QUOTED TEXT
Updated by jeremyevans0 (Jeremy Evans) over 4 years ago

  • Related to Bug #15753: unknown keyword when passing an hash to a method that accepts a default argument and a named argument added

Updated by jeremyevans0 (Jeremy Evans) over 4 years ago

Dan0042 (Daniel DeLorme) wrote:

So far the only edge case I can think of is related to keyword extension:

def my_puts(*args, out: $stdout, **kw)
  args << kw unless kw.empty?
  out.puts(*args) #args.last is KwHash, so it will be promoted to kwarg if out.puts supports keyword args
end
#behavior above may be acceptable, or:
def my_puts(*args, out: $stdout, **kw)
  args << kw.dup unless kw.empty? #dup to convert KwHash to Hash
  out.puts(*args)
end

There are probably many edge cases with this approach. Here's an example of one such edge case:

def foo(*args, **kw)
  [args, bar(kw)]
end

def bar(hash={}, skip: false)
  hash unless skip
end

# Ruby 2.6 behavior:
foo # [[], {}]
foo(:a=>1) # ArgumentError: unknown keyword: :a

Here, the intention is to pass the keyword arguments from one method as a positional hash to another method. This is one of the cases that currently breaks in 2.6, that will warn and break in 2.7, and that will be fixed in Ruby 3. With your approach, it will remain broken, since kw in foo will be implicitly converted to keyword arguments to bar.

This leads to the same types of problems that keyword argument separation is designed to prevent. Any form of automatic conversion of positional hashes to keyword arguments and vice versa is going to have corner cases like these.

Lines of data
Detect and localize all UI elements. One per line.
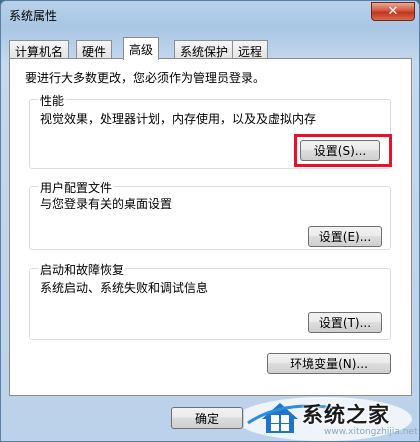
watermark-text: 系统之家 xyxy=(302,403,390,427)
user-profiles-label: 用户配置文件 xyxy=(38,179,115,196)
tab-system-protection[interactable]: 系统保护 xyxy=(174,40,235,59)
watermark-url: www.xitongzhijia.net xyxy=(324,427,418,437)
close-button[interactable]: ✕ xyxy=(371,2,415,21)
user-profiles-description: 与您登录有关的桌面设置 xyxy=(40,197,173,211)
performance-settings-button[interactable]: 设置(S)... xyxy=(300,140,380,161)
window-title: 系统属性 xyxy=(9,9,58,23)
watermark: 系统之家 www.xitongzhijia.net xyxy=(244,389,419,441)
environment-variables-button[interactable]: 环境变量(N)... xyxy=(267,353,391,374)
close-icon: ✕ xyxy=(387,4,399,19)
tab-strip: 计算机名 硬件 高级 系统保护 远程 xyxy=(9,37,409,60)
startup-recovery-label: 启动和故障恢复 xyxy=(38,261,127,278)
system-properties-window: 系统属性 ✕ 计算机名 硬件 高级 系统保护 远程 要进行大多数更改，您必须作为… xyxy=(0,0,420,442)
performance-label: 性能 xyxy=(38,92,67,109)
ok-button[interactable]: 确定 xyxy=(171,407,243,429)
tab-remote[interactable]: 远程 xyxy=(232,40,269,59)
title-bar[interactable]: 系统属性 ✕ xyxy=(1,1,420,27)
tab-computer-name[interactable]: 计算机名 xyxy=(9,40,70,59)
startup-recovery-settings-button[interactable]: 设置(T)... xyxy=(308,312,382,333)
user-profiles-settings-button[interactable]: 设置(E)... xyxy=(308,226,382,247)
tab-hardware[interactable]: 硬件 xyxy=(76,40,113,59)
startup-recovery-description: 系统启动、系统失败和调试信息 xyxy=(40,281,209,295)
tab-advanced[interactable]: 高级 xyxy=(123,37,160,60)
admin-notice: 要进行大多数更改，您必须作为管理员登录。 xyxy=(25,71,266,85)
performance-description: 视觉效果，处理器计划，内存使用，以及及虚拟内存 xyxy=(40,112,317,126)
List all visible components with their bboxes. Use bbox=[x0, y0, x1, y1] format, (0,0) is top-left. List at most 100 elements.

* * *

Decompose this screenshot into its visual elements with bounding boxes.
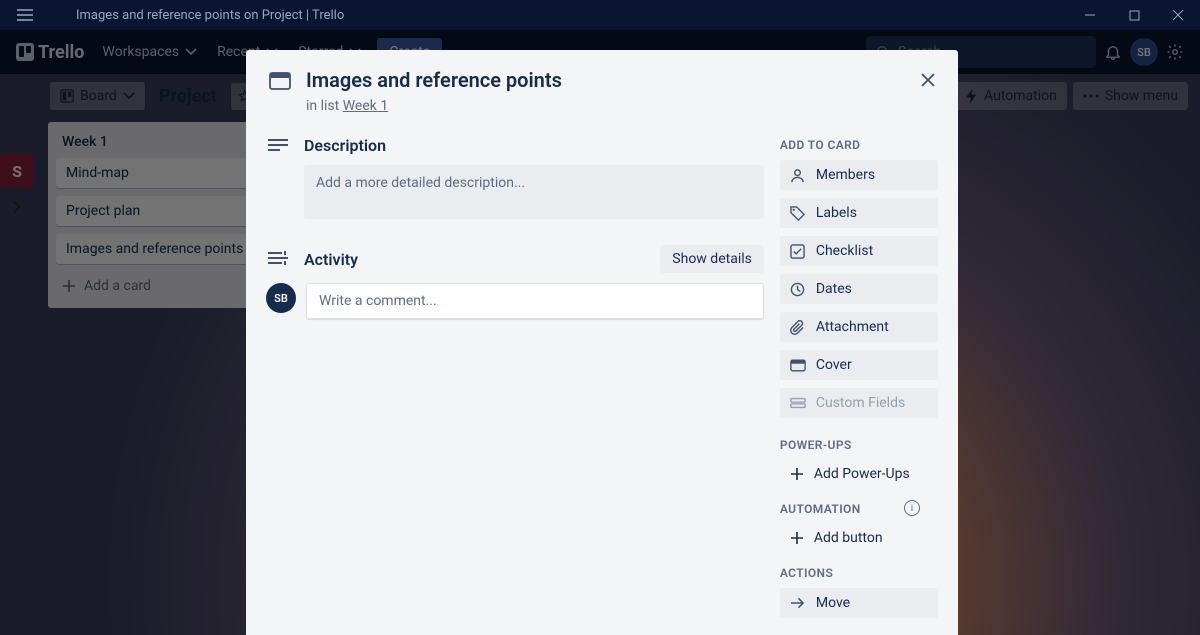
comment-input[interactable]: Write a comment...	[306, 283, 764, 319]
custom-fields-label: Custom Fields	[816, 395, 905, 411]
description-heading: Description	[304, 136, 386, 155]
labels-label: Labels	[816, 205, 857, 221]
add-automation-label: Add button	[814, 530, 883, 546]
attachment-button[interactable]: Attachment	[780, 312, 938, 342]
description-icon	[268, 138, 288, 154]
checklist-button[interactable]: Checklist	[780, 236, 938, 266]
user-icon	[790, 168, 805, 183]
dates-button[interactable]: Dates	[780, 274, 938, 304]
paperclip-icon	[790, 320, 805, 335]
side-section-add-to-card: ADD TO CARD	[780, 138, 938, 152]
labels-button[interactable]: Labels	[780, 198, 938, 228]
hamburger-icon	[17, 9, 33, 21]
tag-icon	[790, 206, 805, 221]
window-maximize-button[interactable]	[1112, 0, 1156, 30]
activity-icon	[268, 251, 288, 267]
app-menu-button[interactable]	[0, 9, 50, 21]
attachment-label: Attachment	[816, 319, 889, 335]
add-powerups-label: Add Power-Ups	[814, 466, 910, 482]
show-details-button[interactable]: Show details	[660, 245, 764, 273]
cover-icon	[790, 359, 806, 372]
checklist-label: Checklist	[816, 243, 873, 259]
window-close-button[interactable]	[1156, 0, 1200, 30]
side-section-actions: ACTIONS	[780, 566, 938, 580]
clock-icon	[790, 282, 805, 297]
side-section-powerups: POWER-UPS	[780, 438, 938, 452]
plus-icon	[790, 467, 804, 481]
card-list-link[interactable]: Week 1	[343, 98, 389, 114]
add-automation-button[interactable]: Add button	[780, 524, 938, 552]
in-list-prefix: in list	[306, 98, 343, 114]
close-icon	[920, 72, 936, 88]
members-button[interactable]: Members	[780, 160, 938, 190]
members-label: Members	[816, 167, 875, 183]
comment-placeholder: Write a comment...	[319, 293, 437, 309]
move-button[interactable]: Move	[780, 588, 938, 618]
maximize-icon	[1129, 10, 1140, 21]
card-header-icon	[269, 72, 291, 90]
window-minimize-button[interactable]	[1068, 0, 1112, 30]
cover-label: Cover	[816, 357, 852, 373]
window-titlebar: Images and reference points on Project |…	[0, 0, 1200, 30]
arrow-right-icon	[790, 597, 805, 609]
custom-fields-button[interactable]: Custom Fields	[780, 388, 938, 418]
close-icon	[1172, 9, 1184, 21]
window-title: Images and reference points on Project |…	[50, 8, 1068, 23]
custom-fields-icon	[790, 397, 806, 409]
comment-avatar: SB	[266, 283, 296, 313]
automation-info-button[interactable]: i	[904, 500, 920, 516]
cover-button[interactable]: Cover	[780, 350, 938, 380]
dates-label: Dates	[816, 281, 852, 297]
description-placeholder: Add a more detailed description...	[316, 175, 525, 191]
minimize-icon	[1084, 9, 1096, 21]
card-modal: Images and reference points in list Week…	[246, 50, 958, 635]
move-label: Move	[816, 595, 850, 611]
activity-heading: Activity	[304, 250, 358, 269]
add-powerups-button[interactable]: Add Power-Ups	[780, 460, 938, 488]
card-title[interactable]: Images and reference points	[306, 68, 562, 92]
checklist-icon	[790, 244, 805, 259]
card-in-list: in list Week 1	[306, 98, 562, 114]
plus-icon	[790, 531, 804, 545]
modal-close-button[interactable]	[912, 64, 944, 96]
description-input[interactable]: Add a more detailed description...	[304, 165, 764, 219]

OBJECTIVE 1
Decide whether each statement below agrees with the Ruby keyword-argument discussion, answering yes or no and quoting the deciding words: (a) Under Ruby 2.6, calling foo(:a=>1) raises an ArgumentError. (b) The case of passing keyword arguments as a positional hash will be fixed in Ruby 2.7. (c) In the second version of my_puts, dup is used to convert a KwHash to a Hash.
OBJECTIVE 2
According to the Ruby keyword-argument discussion, which bug is marked as related?
OBJECTIVE 3
Extend the Ruby keyword-argument discussion past its final sentence.

TASK RESULT 1
(a) Yes: "foo(:a=>1) # ArgumentError: unknown keyword: :a"
(b) No: "that will warn and break in 2.7, and that will be fixed in Ruby 3"
(c) Yes: "#dup to convert KwHash to Hash"

TASK RESULT 2
Bug #15753, about an unknown keyword when a hash is passed to a method that accepts a default argument and a named argument.

TASK RESULT 3
I understand that keyword argument separation is going to require updating some code. It is not going to be fully backwards compatible for methods that accept keyword arguments. The good news is that if you don't use keyword arguments in your methods, the behavior will remain backwards compatible. Additionally, any cases that will break will be warned about in Ruby 2.7 so you can update the related code.

Updated by Dan0042 (Daniel DeLorme) over 4 years ago

@jeremyevans0 (Jeremy Evans) First, thank you very much for taking your time to engage with me like this.

Here, the intention is to pass the keyword arguments from one method as a positional hash to another method. This is one of the cases that currently breaks in 2.6, that will warn and break in 2.7, and that will be fixed in Ruby 3. With your approach, it will remain broken, since kw in foo will be implicitly converted to keyword arguments to bar.

I think in this case the 2.6 behavior is better. Because :a=>1 is specified without braces, it should ideally remain a keyword all the way down to bar. It should not become a Hash in foo without explicit conversion.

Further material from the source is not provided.